*INSTRUCTION*
Search the records for the word "name" and pick out every line that has it.

>>>

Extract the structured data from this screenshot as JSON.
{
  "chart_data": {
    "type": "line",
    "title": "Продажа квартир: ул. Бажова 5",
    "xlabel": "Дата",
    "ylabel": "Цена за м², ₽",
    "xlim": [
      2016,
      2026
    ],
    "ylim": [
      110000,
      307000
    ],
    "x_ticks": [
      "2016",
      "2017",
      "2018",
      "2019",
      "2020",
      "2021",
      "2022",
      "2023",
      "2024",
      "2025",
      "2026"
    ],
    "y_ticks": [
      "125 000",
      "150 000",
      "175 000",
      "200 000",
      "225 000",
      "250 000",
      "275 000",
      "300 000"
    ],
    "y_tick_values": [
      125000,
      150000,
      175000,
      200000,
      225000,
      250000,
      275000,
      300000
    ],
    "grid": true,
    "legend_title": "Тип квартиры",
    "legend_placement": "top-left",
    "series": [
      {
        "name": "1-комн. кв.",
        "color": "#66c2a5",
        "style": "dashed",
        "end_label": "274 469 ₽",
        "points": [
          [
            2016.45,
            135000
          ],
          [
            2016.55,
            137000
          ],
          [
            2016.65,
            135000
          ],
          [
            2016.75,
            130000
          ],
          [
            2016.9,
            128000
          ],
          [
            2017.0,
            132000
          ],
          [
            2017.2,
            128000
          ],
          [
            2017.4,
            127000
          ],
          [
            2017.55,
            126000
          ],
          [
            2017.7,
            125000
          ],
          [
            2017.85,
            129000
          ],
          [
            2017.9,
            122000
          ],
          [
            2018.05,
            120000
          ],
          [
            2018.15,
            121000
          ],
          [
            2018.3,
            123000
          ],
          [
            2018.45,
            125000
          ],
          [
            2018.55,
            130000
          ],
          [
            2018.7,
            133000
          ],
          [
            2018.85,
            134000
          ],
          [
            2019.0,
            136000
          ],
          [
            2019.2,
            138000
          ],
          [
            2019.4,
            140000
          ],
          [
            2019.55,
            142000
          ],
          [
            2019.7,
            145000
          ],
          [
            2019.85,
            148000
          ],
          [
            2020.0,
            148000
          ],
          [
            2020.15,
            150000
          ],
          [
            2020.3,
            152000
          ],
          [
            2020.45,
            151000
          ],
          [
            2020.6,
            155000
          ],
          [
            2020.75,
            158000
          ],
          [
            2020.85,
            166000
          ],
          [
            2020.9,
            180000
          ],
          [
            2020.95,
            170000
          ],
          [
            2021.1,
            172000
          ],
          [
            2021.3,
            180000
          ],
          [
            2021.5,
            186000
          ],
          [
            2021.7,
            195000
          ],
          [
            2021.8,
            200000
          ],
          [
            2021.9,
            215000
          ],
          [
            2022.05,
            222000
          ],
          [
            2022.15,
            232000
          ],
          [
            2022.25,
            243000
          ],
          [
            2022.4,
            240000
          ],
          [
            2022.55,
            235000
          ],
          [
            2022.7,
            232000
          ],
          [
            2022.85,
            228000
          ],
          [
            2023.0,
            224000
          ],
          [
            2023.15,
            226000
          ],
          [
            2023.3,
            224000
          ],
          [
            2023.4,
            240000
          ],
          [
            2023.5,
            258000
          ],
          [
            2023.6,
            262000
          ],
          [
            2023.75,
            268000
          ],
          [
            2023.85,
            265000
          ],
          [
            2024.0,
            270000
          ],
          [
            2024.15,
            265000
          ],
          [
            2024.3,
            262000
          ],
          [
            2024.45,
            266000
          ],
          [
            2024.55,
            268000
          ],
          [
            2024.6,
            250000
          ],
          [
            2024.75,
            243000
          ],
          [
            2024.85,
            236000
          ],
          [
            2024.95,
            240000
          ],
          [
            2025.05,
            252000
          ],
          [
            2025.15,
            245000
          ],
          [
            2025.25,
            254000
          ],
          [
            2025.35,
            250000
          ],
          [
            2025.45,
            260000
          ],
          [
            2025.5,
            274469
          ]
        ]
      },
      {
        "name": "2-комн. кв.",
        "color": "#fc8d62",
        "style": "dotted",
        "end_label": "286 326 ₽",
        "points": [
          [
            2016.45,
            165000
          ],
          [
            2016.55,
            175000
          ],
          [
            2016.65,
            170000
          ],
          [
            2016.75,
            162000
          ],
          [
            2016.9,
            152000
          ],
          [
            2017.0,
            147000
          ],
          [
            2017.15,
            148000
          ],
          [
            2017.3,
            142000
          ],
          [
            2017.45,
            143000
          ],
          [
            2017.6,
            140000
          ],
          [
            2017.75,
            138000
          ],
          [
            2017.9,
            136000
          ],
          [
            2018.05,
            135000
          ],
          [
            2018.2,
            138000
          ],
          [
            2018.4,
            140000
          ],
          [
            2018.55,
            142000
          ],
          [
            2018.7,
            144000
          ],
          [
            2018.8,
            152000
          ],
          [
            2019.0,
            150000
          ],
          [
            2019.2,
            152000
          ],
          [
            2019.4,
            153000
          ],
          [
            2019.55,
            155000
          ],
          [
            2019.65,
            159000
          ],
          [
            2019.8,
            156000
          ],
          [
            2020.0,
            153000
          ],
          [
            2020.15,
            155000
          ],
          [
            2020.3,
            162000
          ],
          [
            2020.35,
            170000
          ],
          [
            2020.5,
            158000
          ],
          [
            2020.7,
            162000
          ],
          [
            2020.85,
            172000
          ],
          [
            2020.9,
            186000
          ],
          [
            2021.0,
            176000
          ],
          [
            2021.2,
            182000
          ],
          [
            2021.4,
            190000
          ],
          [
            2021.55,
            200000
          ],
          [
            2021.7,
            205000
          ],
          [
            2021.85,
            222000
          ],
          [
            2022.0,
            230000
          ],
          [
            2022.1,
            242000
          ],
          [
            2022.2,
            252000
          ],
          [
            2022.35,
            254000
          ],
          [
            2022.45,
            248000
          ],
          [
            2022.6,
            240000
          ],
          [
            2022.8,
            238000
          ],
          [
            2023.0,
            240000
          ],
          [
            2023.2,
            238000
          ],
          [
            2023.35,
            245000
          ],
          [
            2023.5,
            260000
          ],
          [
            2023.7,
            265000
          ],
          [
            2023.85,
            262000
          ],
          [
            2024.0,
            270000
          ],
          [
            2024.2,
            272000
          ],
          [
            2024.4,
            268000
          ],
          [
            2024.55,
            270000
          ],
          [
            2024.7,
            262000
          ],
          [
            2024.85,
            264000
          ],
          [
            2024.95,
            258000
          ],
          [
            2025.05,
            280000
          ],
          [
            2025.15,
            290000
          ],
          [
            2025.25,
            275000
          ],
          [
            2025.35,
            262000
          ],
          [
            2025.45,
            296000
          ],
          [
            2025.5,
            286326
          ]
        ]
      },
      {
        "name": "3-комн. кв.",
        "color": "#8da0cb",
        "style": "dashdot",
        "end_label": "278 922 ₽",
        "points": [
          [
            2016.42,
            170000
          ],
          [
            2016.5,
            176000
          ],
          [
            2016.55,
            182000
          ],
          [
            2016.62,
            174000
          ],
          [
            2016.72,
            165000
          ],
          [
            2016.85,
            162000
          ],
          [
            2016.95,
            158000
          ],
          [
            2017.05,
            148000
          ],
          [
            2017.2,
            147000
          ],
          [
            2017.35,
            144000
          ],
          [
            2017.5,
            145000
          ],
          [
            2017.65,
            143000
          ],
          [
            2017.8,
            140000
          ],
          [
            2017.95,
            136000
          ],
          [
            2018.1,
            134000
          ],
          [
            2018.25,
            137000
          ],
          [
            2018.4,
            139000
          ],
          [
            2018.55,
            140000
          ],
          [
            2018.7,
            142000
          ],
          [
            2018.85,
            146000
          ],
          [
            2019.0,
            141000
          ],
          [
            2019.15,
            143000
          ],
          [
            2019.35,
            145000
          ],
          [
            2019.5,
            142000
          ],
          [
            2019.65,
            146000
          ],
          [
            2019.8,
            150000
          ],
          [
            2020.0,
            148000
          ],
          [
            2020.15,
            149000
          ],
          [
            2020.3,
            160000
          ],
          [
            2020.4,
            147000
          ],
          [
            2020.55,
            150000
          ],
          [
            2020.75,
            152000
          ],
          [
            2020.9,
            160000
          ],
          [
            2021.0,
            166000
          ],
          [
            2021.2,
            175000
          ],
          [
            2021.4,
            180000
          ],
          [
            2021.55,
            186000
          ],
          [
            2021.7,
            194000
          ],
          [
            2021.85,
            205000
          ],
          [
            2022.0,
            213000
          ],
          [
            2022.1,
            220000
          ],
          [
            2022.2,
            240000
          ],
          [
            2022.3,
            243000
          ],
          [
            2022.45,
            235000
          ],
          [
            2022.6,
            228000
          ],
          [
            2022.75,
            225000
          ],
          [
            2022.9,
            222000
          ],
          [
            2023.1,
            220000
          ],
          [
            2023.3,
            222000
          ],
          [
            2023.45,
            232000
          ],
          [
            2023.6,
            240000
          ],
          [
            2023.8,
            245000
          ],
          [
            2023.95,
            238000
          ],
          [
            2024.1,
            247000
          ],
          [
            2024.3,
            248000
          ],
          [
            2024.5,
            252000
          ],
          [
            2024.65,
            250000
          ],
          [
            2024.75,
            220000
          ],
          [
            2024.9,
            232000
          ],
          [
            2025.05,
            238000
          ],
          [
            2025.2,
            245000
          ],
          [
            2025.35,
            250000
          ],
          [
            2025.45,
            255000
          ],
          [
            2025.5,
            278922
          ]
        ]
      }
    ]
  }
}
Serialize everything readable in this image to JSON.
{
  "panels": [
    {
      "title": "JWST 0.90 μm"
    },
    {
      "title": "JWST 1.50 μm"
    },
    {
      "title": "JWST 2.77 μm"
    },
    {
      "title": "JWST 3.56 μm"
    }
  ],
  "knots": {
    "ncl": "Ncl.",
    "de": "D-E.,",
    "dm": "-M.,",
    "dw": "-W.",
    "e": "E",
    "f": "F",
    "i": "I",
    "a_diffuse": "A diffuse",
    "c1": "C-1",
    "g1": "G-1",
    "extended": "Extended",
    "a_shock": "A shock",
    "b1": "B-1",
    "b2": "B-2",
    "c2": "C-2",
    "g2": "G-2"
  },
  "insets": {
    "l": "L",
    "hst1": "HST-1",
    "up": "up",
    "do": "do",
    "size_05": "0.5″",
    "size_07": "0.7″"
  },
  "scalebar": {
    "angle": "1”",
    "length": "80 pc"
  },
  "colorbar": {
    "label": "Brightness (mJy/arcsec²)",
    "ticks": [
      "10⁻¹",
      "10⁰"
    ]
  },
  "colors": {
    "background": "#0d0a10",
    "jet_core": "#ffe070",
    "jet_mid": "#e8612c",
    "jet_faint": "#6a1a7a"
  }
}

<<<

*FINISHED EXERCISE*
        "name": "1-комн. кв.",
        "name": "2-комн. кв.",
        "name": "3-комн. кв.",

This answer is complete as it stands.